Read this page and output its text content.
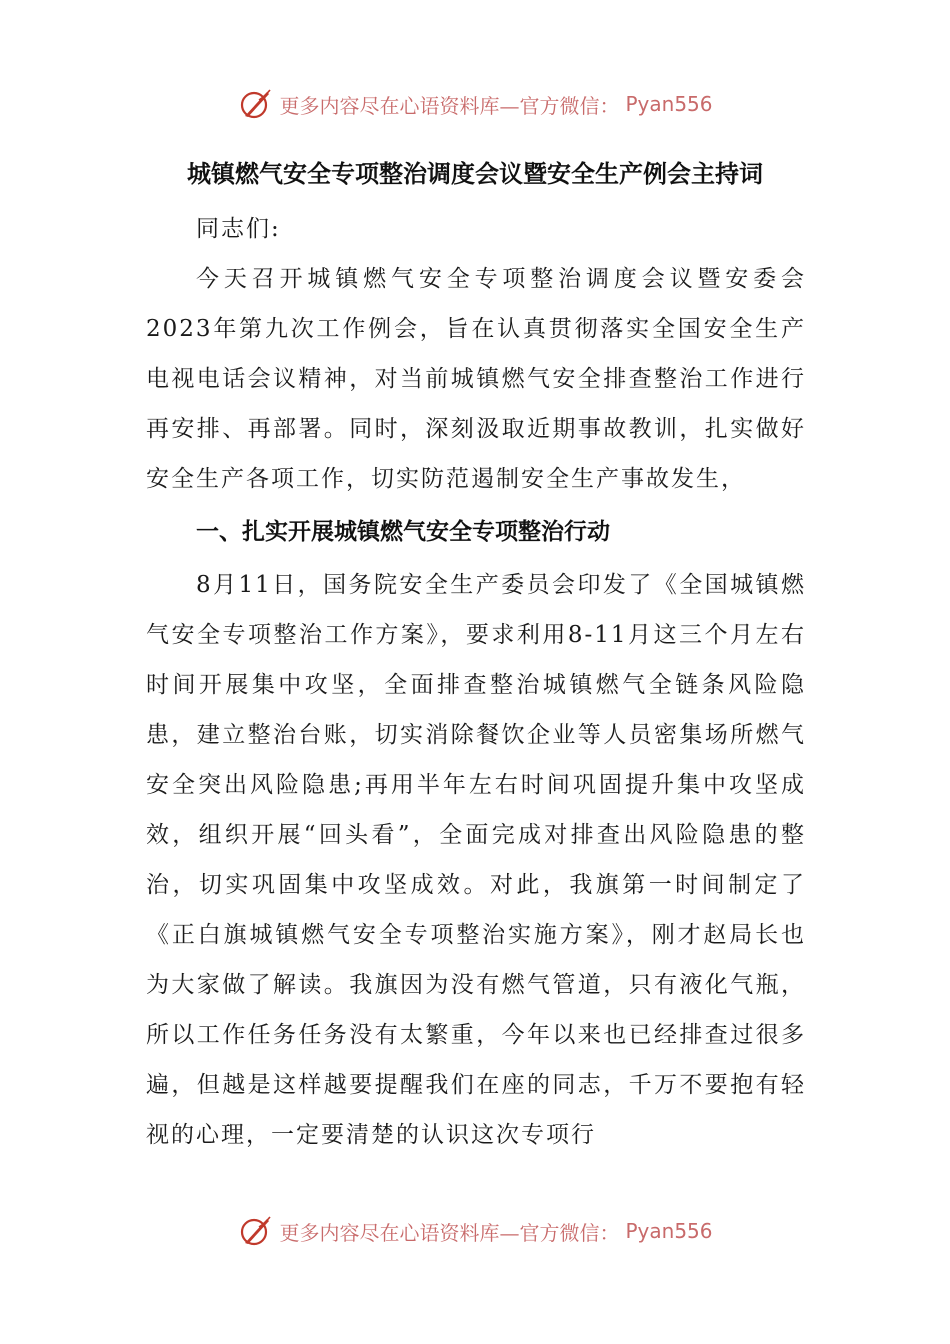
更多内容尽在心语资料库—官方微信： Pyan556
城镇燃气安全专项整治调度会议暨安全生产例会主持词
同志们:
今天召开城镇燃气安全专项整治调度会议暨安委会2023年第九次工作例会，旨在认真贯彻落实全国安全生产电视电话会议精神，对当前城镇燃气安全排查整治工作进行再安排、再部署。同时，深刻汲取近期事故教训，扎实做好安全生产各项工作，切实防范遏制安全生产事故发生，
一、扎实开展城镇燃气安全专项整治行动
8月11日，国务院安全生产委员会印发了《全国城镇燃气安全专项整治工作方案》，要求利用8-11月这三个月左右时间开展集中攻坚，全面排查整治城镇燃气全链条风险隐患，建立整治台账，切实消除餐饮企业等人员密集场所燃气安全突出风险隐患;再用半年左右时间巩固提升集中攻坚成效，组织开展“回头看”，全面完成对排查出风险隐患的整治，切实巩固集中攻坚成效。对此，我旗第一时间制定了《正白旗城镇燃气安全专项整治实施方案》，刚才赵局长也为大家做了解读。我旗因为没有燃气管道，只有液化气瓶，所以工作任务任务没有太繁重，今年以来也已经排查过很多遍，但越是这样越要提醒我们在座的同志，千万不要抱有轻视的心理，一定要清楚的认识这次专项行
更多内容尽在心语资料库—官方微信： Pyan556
* * *
## The request:
Repeat the records above exactly, leaving out any pictures they contain.

## Final answer:
Read this page and output its text content.
更多内容尽在心语资料库—官方微信： Pyan556
城镇燃气安全专项整治调度会议暨安全生产例会主持词
同志们:
今天召开城镇燃气安全专项整治调度会议暨安委会2023年第九次工作例会，旨在认真贯彻落实全国安全生产电视电话会议精神，对当前城镇燃气安全排查整治工作进行再安排、再部署。同时，深刻汲取近期事故教训，扎实做好安全生产各项工作，切实防范遏制安全生产事故发生，
一、扎实开展城镇燃气安全专项整治行动
8月11日，国务院安全生产委员会印发了《全国城镇燃气安全专项整治工作方案》，要求利用8-11月这三个月左右时间开展集中攻坚，全面排查整治城镇燃气全链条风险隐患，建立整治台账，切实消除餐饮企业等人员密集场所燃气安全突出风险隐患;再用半年左右时间巩固提升集中攻坚成效，组织开展“回头看”，全面完成对排查出风险隐患的整治，切实巩固集中攻坚成效。对此，我旗第一时间制定了《正白旗城镇燃气安全专项整治实施方案》，刚才赵局长也为大家做了解读。我旗因为没有燃气管道，只有液化气瓶，所以工作任务任务没有太繁重，今年以来也已经排查过很多遍，但越是这样越要提醒我们在座的同志，千万不要抱有轻视的心理，一定要清楚的认识这次专项行
更多内容尽在心语资料库—官方微信： Pyan556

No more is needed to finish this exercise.